* [The task] Reproduce the material exactly, omitting nothing.

* [Listing]

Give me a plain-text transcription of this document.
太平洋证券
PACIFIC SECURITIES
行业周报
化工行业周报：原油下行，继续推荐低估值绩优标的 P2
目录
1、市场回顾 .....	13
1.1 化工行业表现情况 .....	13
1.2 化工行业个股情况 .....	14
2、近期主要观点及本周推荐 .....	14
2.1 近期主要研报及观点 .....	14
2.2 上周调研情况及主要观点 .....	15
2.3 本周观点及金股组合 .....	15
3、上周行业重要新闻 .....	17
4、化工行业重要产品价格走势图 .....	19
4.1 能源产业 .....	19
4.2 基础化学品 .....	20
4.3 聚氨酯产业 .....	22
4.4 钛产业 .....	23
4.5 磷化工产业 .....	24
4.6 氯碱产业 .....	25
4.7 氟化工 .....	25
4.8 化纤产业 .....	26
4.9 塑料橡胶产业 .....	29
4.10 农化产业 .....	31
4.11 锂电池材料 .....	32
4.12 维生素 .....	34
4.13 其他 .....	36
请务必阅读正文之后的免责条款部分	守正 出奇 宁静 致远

* [Right answer]
Give me a plain-text transcription of this document.
太平洋证券
PACIFIC SECURITIES
行业周报
化工行业周报：原油下行，继续推荐低估值绩优标的 P2
目录
1、市场回顾 .....	13
1.1 化工行业表现情况 .....	13
1.2 化工行业个股情况 .....	14
2、近期主要观点及本周推荐 .....	14
2.1 近期主要研报及观点 .....	14
2.2 上周调研情况及主要观点 .....	15
2.3 本周观点及金股组合 .....	15
3、上周行业重要新闻 .....	17
4、化工行业重要产品价格走势图 .....	19
4.1 能源产业 .....	19
4.2 基础化学品 .....	20
4.3 聚氨酯产业 .....	22
4.4 钛产业 .....	23
4.5 磷化工产业 .....	24
4.6 氯碱产业 .....	25
4.7 氟化工 .....	25
4.8 化纤产业 .....	26
4.9 塑料橡胶产业 .....	29
4.10 农化产业 .....	31
4.11 锂电池材料 .....	32
4.12 维生素 .....	34
4.13 其他 .....	36
请务必阅读正文之后的免责条款部分	守正 出奇 宁静 致远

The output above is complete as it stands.